WHAT YOU ARE ASKED TO DO>
Which lines hold the string "Energy"? Copy every one of them.

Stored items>
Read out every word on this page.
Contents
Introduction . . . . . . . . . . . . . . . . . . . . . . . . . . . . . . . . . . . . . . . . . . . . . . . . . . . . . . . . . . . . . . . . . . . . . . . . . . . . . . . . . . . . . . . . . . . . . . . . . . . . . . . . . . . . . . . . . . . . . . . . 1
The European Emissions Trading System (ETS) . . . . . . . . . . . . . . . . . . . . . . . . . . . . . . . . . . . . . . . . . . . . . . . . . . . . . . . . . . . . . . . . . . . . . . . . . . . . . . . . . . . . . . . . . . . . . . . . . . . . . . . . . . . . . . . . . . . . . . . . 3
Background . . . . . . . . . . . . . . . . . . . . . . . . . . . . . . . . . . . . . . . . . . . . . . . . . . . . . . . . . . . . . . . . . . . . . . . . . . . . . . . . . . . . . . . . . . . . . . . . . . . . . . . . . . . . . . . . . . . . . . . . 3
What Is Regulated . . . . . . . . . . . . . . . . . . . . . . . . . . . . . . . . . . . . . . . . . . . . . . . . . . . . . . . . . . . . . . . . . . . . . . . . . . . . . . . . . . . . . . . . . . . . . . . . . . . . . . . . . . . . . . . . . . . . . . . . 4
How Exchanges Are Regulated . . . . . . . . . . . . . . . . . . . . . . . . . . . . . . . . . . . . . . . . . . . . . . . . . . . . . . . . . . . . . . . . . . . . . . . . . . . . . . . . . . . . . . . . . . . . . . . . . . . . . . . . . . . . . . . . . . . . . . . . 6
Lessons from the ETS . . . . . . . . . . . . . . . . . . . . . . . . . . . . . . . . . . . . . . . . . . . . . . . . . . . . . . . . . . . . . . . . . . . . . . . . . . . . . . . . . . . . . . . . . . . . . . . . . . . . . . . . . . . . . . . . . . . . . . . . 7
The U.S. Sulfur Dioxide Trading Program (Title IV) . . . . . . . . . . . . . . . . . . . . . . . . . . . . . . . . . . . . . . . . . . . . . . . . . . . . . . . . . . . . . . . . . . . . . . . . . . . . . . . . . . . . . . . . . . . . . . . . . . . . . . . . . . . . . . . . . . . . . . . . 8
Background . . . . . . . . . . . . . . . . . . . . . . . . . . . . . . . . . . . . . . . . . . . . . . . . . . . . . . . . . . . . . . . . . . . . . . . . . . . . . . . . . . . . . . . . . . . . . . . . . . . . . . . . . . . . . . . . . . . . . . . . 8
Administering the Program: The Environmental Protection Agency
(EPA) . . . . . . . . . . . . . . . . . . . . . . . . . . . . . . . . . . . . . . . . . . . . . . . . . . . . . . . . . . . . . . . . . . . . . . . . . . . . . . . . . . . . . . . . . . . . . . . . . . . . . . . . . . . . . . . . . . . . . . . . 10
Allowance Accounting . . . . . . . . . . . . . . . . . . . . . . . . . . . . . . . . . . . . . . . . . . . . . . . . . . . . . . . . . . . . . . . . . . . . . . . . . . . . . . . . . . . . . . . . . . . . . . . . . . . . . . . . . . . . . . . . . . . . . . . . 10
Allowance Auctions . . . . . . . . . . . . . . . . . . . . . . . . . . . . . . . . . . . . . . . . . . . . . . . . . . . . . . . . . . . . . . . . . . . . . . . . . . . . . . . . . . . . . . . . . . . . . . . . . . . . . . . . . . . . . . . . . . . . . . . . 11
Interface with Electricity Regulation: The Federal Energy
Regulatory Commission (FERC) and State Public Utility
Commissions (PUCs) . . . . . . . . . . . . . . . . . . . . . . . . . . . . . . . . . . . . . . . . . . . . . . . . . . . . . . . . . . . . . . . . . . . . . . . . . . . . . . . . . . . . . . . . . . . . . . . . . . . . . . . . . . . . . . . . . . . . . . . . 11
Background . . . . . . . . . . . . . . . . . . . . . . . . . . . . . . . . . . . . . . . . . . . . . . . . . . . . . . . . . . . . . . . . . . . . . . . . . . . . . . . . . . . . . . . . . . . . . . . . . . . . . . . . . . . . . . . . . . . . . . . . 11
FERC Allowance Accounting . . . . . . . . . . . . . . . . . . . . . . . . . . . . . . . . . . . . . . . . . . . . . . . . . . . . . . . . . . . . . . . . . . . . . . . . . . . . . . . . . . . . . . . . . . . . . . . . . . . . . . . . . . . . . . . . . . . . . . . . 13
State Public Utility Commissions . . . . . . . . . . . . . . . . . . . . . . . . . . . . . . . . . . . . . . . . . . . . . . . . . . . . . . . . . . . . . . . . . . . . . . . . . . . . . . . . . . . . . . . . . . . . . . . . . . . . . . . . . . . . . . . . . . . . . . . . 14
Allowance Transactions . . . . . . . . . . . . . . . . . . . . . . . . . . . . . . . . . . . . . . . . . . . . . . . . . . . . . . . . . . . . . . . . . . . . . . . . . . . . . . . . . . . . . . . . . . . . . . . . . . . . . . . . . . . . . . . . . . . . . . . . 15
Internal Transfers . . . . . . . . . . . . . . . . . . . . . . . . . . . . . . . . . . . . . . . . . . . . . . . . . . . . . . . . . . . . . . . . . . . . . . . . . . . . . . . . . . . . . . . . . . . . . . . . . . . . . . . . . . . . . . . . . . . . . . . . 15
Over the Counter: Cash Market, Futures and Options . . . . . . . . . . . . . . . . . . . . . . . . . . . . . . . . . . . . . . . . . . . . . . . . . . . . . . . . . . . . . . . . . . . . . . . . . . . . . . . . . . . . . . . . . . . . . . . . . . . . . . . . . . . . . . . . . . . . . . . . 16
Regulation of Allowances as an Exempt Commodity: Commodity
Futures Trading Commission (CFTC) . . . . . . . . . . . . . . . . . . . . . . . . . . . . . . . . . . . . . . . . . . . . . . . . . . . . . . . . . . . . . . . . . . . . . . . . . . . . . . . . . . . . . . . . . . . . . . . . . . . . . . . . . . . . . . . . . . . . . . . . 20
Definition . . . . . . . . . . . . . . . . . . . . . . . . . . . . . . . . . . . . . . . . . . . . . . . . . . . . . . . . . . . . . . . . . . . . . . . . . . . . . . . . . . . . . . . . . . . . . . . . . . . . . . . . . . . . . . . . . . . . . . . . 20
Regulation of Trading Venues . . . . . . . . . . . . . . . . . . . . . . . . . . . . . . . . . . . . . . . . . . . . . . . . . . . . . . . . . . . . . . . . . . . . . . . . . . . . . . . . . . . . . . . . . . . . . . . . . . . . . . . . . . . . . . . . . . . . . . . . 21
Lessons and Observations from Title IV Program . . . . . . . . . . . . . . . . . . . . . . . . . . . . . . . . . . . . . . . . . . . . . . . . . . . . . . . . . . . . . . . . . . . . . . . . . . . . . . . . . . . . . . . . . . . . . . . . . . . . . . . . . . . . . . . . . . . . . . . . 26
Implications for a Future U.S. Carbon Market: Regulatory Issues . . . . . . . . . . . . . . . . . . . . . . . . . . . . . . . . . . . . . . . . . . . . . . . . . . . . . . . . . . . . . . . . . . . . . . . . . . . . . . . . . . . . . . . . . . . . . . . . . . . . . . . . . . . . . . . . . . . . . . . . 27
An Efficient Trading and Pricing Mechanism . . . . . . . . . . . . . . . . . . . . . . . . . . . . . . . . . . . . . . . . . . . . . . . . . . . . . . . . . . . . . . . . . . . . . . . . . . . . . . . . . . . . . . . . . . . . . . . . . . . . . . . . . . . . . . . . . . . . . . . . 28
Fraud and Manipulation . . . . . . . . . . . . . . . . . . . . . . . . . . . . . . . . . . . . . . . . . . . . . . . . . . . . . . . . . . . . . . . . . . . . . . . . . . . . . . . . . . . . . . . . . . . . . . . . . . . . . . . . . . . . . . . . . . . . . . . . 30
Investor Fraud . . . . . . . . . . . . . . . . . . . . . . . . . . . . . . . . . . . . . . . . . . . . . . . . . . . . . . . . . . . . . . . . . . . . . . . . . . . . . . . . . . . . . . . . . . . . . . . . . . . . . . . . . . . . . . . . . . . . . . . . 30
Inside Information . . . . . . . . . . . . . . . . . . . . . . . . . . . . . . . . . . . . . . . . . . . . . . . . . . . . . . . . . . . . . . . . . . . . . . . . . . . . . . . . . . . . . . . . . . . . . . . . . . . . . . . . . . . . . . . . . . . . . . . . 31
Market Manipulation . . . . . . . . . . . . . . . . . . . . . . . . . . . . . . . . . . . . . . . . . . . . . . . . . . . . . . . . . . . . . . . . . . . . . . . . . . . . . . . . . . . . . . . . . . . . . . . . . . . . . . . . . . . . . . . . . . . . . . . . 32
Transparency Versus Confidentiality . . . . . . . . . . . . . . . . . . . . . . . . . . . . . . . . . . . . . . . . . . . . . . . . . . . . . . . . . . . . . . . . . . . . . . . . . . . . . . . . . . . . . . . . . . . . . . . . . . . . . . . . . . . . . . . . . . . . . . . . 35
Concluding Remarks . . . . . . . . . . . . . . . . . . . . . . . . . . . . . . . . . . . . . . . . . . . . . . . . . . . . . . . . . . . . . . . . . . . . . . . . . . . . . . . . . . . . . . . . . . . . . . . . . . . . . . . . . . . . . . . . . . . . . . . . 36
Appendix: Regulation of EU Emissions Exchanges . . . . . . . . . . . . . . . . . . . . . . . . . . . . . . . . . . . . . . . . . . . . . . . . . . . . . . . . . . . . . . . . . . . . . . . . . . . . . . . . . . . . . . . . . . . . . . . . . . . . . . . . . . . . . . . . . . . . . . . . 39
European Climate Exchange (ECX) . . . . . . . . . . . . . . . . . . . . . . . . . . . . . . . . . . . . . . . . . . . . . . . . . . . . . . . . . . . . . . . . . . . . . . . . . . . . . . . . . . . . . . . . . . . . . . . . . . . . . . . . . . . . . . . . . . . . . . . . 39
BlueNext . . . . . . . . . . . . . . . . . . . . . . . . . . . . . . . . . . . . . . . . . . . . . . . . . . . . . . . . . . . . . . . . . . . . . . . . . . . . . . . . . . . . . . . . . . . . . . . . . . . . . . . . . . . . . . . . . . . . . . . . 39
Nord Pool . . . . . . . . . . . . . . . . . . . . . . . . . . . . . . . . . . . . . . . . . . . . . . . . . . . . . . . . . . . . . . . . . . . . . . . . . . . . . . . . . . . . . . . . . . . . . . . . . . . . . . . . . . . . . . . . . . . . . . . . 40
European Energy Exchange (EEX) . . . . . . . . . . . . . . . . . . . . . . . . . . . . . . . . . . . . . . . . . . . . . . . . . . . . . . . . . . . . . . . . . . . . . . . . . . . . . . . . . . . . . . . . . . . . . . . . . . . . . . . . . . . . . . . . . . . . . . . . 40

OUTPUT FOR THIS EXERCISE>
Interface with Electricity Regulation: The Federal Energy
European Energy Exchange (EEX) . . . . . . . . . . . . . . . . . . . . . . . . . . . . . . . . . . . . . . . . . . . . . . . . . . . . . . . . . . . . . . . . . . . . . . . . . . . . . . . . . . . . . . . . . . . . . . . . . . . . . . . . . . . . . . . . . . . . . . . . 40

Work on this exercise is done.